--- START OF MATERIAL SUPPLIED ---
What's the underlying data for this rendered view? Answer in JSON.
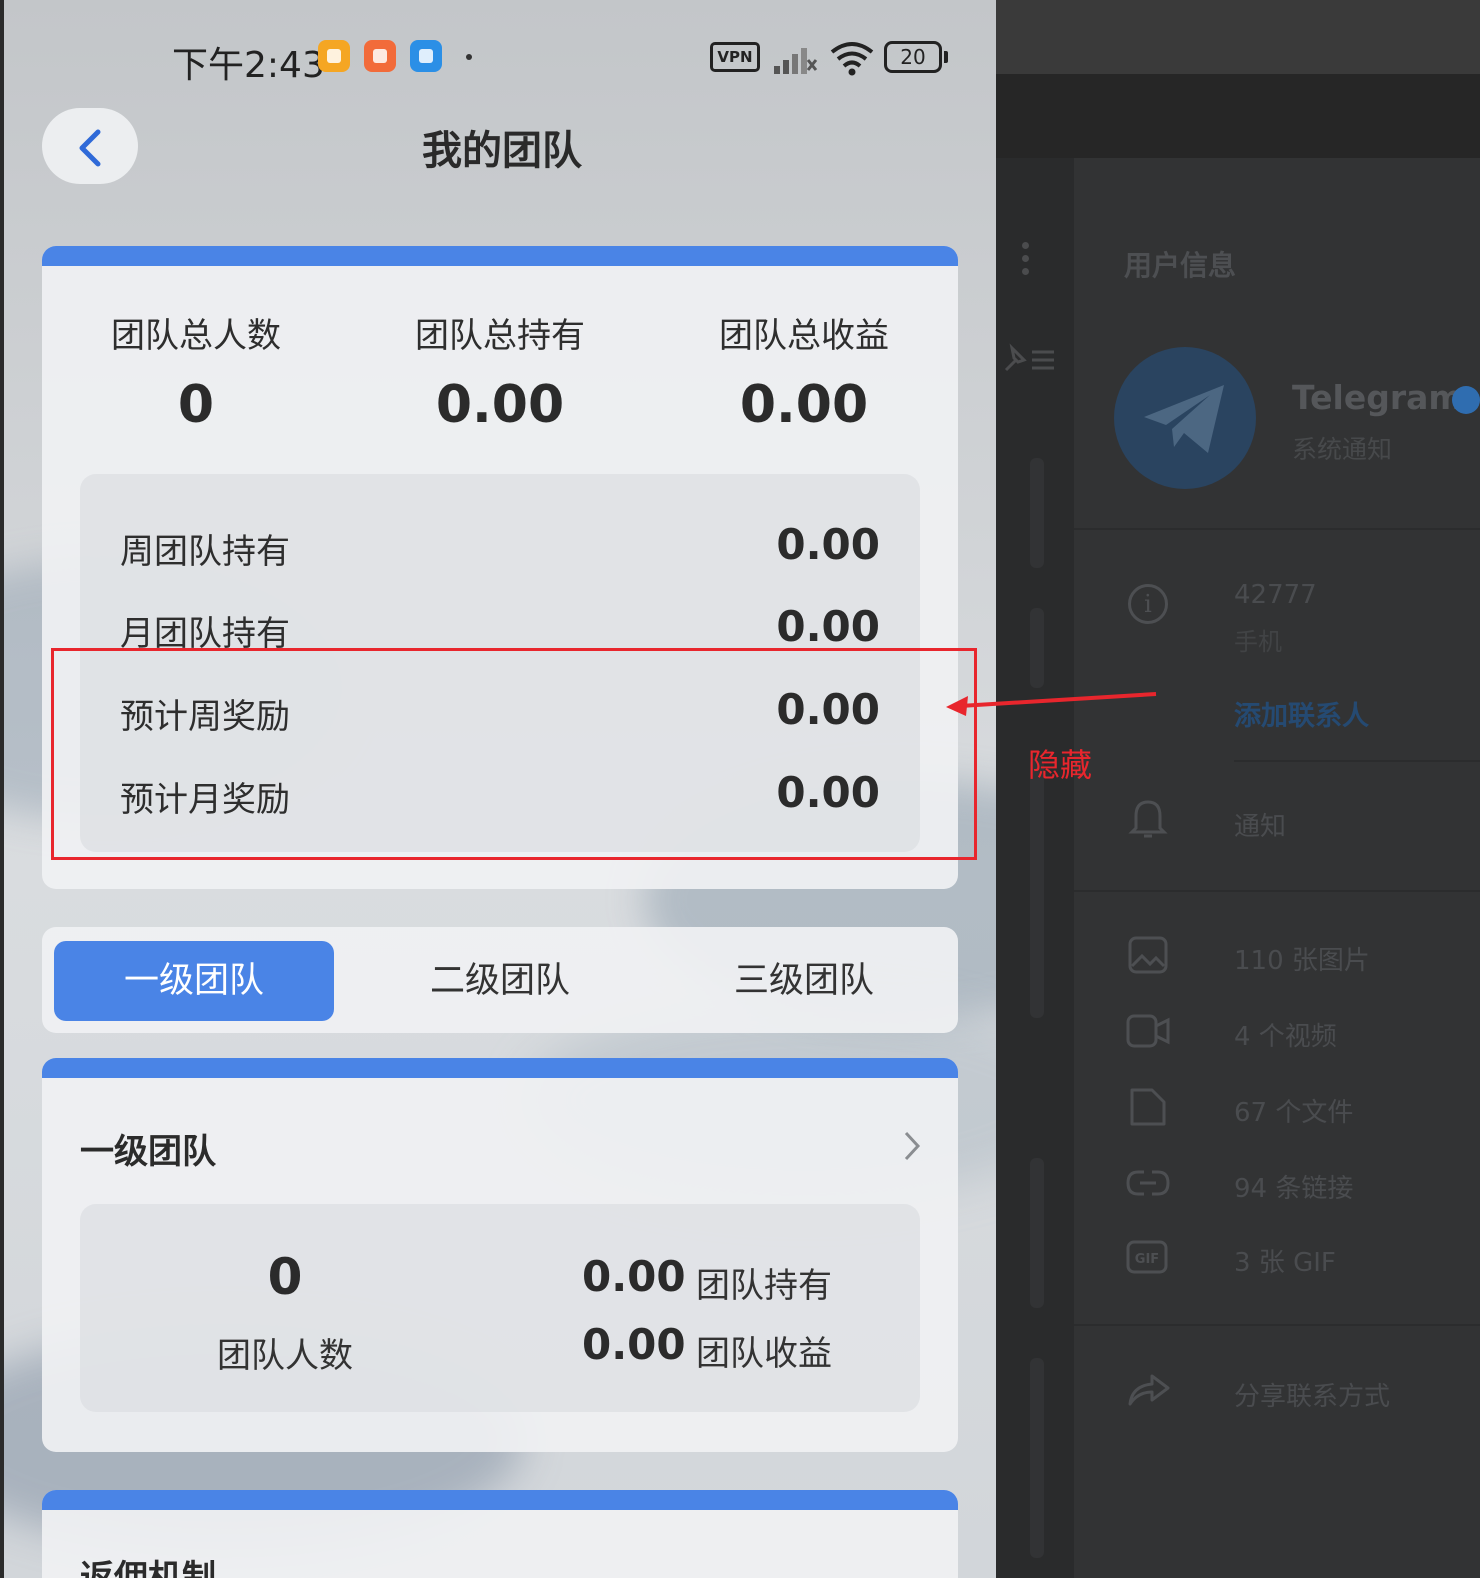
{
  "status_bar": {
    "time": "下午2:43",
    "vpn_label": "VPN",
    "battery": "20"
  },
  "header": {
    "title": "我的团队"
  },
  "summary": {
    "stats": [
      {
        "label": "团队总人数",
        "value": "0"
      },
      {
        "label": "团队总持有",
        "value": "0.00"
      },
      {
        "label": "团队总收益",
        "value": "0.00"
      }
    ],
    "rows": [
      {
        "label": "周团队持有",
        "value": "0.00"
      },
      {
        "label": "月团队持有",
        "value": "0.00"
      },
      {
        "label": "预计周奖励",
        "value": "0.00"
      },
      {
        "label": "预计月奖励",
        "value": "0.00"
      }
    ]
  },
  "tabs": [
    {
      "label": "一级团队",
      "active": true
    },
    {
      "label": "二级团队",
      "active": false
    },
    {
      "label": "三级团队",
      "active": false
    }
  ],
  "team_card": {
    "title": "一级团队",
    "count": "0",
    "count_label": "团队人数",
    "holding_value": "0.00",
    "holding_label": "团队持有",
    "earnings_value": "0.00",
    "earnings_label": "团队收益"
  },
  "rebate_card": {
    "title": "返佣机制"
  },
  "annotation": {
    "text": "隐藏",
    "color": "#e8262d"
  },
  "desktop_panel": {
    "title": "用户信息",
    "name": "Telegram",
    "subtitle": "系统通知",
    "phone_number": "42777",
    "phone_label": "手机",
    "add_contact": "添加联系人",
    "notifications": "通知",
    "media": [
      {
        "icon": "image-icon",
        "label": "110 张图片"
      },
      {
        "icon": "video-icon",
        "label": "4 个视频"
      },
      {
        "icon": "file-icon",
        "label": "67 个文件"
      },
      {
        "icon": "link-icon",
        "label": "94 条链接"
      },
      {
        "icon": "gif-icon",
        "label": "3 张 GIF"
      }
    ],
    "share": "分享联系方式"
  },
  "colors": {
    "accent": "#4a84e6",
    "annotation": "#e8262d"
  }
}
--- END OF MATERIAL SUPPLIED ---
CHALLENGE -
In the entries above, find each line with the string "icon" and copy it.

FINISHED ANSWER -
        "icon": "image-icon",
        "icon": "video-icon",
        "icon": "file-icon",
        "icon": "link-icon",
        "icon": "gif-icon",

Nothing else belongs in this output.